──────── Entries provided ────────

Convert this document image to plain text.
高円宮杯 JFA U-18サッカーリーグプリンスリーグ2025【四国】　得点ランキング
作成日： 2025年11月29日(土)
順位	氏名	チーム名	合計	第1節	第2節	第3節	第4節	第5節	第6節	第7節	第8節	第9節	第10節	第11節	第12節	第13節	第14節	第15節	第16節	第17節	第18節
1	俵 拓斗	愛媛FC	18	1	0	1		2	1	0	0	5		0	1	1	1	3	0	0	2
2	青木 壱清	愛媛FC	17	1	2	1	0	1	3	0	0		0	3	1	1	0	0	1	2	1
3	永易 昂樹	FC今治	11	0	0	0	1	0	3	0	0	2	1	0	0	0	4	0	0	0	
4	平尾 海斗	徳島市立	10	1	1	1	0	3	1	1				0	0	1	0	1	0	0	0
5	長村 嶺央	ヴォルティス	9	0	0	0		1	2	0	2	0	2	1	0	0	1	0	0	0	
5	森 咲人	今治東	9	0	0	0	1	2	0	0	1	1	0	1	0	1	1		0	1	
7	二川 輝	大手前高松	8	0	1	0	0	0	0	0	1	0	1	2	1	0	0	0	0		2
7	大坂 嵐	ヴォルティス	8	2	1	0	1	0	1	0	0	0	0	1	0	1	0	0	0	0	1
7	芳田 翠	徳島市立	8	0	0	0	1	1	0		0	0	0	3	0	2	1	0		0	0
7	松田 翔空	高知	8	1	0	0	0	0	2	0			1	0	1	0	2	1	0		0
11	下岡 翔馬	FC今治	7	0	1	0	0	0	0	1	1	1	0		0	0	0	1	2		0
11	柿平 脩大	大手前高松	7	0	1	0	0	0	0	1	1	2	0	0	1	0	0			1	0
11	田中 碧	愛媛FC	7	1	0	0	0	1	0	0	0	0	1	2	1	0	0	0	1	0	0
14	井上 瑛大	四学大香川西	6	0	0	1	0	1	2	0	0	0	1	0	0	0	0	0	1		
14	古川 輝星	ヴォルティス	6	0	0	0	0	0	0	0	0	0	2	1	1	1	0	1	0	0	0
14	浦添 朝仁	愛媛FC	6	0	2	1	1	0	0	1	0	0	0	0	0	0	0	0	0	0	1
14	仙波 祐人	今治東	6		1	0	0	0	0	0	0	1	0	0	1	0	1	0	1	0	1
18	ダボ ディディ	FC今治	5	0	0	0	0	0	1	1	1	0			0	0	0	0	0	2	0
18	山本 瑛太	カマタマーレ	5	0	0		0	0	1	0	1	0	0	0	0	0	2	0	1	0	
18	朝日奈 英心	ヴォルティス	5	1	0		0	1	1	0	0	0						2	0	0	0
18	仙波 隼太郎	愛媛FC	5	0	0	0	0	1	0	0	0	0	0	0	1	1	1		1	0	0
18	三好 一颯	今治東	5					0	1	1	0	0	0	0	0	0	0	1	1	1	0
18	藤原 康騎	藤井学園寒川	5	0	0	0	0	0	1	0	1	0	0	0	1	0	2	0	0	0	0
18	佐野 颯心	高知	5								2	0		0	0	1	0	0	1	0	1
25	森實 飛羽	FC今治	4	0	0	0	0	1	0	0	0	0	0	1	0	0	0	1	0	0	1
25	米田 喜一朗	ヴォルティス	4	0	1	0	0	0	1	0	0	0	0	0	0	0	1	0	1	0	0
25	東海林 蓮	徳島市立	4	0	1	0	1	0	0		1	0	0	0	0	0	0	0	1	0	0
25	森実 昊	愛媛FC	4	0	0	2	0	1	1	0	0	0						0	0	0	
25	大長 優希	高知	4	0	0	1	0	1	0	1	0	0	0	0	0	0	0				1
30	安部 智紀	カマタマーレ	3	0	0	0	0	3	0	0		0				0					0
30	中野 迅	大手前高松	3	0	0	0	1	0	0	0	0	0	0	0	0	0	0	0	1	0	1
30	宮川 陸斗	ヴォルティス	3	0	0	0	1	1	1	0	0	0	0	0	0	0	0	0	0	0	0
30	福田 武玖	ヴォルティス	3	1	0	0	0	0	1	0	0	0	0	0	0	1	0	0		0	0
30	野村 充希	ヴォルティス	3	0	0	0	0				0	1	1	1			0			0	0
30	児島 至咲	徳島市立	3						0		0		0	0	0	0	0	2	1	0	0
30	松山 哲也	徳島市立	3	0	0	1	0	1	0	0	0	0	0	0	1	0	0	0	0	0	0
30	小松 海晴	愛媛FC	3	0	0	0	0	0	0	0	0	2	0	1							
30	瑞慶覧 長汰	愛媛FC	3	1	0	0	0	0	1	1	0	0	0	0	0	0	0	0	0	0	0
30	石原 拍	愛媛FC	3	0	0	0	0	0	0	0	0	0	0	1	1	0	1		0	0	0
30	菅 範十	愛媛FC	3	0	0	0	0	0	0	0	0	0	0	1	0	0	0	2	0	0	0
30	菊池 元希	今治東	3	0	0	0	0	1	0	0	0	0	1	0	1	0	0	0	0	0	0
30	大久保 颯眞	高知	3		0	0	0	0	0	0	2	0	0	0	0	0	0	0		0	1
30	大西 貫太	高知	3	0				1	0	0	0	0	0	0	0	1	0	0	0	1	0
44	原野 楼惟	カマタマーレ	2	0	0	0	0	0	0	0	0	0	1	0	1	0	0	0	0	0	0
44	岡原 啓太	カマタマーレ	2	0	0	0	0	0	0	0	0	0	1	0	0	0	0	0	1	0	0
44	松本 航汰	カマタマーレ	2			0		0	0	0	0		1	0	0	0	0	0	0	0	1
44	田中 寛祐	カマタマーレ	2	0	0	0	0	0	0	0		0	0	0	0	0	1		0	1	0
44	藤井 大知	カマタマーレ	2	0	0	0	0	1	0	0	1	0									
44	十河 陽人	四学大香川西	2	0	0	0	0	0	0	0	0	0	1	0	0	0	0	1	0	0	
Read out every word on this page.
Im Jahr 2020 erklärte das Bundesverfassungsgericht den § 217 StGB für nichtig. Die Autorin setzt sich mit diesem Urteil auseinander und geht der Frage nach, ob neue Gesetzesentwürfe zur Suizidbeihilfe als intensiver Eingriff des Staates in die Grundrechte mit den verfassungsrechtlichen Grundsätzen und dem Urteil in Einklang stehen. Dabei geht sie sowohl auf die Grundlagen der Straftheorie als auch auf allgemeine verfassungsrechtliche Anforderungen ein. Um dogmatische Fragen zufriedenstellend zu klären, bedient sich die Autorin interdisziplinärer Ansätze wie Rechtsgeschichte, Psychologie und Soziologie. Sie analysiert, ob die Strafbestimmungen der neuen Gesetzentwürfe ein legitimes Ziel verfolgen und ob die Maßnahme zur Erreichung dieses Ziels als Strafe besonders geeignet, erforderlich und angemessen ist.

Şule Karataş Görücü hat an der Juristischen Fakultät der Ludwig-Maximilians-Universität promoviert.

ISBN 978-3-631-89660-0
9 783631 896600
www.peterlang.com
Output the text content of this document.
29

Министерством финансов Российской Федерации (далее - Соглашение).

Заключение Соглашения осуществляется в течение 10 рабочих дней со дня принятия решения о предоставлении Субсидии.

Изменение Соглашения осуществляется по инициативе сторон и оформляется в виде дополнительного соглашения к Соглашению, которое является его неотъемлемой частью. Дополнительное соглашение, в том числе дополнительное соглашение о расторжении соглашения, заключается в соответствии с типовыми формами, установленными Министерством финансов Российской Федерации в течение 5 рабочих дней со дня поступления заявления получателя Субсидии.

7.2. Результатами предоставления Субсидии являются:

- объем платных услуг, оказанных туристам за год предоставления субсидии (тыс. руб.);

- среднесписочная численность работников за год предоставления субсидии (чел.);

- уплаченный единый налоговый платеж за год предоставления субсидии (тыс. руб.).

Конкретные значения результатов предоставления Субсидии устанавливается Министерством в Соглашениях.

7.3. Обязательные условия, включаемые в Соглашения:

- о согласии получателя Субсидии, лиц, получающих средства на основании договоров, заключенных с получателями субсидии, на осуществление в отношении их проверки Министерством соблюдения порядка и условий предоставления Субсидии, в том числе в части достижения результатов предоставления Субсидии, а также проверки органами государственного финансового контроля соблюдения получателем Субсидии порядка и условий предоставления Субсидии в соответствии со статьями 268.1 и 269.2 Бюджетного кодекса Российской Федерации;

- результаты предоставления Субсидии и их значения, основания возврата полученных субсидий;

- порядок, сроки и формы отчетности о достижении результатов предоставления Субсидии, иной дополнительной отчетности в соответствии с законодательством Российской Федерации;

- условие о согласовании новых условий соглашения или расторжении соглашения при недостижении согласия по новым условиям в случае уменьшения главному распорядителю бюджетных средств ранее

────────

Stated exercise: In the records above, collect each line with "значения".

Task response:
Конкретные значения результатов предоставления Субсидии устанавливается Министерством в Соглашениях.
- результаты предоставления Субсидии и их значения, основания возврата полученных субсидий;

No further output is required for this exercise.